*GIVEN EXERCISE*
Report how many lines contain "below", with no other words.

:::::

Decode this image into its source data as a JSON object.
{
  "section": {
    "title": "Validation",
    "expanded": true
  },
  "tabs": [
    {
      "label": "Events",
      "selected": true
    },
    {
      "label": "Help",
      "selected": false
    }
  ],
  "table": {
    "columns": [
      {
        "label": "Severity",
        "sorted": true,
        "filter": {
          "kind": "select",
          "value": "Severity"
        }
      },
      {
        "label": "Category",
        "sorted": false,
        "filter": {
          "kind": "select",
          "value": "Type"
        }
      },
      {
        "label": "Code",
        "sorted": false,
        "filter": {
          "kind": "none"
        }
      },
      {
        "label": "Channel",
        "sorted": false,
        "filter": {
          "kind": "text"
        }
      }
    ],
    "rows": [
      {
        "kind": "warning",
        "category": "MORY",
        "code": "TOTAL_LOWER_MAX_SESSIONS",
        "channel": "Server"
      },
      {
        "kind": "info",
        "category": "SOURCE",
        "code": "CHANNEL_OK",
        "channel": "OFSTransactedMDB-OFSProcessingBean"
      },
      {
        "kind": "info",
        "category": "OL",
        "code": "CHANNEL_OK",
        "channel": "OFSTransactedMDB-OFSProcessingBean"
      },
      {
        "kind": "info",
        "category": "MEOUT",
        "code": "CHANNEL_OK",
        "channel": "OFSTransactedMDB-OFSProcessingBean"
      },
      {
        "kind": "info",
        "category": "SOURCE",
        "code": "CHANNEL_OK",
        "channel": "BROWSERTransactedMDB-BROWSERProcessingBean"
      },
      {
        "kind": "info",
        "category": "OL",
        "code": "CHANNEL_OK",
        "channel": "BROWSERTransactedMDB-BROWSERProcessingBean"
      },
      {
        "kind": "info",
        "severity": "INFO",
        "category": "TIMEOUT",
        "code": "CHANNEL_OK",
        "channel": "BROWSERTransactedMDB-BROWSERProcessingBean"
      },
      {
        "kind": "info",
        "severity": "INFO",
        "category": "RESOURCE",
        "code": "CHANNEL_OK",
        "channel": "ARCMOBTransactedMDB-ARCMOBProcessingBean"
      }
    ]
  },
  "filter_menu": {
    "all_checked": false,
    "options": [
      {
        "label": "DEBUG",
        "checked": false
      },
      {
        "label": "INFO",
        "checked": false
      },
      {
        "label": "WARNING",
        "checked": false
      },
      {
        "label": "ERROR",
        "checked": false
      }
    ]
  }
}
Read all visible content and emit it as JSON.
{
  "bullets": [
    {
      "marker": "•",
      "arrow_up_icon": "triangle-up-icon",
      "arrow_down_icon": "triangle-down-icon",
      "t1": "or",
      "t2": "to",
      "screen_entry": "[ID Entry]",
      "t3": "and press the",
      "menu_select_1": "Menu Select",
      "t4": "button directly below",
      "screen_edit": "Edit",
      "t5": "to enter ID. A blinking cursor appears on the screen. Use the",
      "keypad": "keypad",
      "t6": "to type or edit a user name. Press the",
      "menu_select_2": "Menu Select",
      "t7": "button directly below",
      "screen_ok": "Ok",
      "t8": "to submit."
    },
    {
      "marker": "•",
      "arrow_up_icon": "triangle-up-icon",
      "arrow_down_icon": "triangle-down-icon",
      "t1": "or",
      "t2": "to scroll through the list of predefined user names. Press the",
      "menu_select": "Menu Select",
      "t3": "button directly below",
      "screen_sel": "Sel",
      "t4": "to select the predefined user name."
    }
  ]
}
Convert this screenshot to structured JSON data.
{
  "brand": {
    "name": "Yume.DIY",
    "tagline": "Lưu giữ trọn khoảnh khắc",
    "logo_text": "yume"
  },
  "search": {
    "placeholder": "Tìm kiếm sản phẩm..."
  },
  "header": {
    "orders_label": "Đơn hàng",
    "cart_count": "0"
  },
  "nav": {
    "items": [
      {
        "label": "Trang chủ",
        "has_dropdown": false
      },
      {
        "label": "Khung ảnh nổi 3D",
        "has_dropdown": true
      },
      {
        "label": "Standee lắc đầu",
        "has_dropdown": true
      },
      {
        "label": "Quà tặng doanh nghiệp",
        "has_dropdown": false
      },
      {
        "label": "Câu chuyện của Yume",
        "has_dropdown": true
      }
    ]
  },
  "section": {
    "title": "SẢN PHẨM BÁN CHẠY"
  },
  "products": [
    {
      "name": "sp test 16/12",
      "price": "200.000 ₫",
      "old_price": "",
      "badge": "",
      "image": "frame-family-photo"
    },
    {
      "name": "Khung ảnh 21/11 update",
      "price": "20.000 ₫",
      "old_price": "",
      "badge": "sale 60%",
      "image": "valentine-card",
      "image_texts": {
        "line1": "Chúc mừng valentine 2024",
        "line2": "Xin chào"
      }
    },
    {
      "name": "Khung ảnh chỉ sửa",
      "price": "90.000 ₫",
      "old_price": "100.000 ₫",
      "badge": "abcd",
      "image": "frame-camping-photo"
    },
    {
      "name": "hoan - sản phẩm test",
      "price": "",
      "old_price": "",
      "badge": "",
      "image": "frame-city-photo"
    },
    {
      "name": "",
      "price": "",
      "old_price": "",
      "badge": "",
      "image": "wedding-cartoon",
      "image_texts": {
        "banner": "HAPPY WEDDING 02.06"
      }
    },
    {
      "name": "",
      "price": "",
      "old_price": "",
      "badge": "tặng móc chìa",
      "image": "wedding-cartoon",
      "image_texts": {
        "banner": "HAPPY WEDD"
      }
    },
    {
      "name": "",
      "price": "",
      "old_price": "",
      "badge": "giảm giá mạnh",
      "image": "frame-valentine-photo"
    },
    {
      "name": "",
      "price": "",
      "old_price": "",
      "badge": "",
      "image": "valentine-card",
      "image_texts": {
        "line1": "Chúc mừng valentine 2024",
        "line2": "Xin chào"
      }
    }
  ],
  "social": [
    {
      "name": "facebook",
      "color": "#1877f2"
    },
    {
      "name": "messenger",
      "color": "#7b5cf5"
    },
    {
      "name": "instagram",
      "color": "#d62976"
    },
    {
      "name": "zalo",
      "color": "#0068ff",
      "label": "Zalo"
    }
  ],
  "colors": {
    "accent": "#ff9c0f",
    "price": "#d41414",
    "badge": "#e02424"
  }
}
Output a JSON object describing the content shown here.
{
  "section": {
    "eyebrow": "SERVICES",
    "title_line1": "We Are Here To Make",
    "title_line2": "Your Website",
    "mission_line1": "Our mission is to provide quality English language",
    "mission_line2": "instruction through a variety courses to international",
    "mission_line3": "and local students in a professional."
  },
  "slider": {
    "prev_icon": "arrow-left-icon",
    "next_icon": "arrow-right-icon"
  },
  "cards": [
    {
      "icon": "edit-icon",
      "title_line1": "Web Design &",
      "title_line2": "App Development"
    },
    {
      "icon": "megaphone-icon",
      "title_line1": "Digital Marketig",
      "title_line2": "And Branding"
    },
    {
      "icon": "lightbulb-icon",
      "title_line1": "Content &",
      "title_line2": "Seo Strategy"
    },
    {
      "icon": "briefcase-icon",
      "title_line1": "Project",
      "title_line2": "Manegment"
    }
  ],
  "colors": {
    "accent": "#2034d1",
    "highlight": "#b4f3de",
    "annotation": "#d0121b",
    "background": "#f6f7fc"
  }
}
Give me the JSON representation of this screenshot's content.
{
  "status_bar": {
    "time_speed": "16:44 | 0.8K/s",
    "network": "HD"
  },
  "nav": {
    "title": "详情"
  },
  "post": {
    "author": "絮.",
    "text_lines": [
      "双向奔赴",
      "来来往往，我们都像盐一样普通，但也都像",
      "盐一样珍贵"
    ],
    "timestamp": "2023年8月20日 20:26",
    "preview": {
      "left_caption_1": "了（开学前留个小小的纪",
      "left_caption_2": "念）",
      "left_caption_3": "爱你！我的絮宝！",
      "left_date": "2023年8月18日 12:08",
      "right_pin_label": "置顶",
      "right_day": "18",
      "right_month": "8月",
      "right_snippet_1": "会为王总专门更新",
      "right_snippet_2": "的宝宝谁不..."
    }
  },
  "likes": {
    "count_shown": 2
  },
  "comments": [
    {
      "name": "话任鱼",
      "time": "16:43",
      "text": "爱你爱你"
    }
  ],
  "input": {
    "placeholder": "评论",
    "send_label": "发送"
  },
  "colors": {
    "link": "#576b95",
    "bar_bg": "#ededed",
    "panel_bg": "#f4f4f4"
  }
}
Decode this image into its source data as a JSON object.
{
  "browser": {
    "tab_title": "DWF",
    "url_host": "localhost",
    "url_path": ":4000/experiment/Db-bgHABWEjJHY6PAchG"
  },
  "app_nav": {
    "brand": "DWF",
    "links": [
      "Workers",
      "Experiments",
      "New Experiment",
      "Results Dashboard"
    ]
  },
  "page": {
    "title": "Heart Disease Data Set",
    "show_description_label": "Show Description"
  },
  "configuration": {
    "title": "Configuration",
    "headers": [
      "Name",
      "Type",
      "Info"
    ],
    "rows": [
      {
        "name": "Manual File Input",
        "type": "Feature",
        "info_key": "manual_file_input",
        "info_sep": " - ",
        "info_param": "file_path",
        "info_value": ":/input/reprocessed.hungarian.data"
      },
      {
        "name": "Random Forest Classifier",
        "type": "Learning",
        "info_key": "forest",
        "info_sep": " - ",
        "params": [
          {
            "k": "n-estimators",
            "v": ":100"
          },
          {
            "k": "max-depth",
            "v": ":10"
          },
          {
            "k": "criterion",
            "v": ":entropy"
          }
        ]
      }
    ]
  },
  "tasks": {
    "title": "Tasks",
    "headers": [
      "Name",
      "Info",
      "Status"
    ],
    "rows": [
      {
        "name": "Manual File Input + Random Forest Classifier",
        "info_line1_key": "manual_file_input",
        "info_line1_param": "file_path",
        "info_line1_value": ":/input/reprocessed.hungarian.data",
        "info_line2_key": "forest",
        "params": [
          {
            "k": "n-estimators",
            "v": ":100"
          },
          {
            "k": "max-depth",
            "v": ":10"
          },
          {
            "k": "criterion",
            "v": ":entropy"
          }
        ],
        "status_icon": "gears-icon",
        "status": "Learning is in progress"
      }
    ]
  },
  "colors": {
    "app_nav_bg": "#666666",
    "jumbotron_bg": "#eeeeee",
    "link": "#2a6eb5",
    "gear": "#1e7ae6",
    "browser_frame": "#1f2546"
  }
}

:::::

*SOLUTION TO THE PROBLEM*
3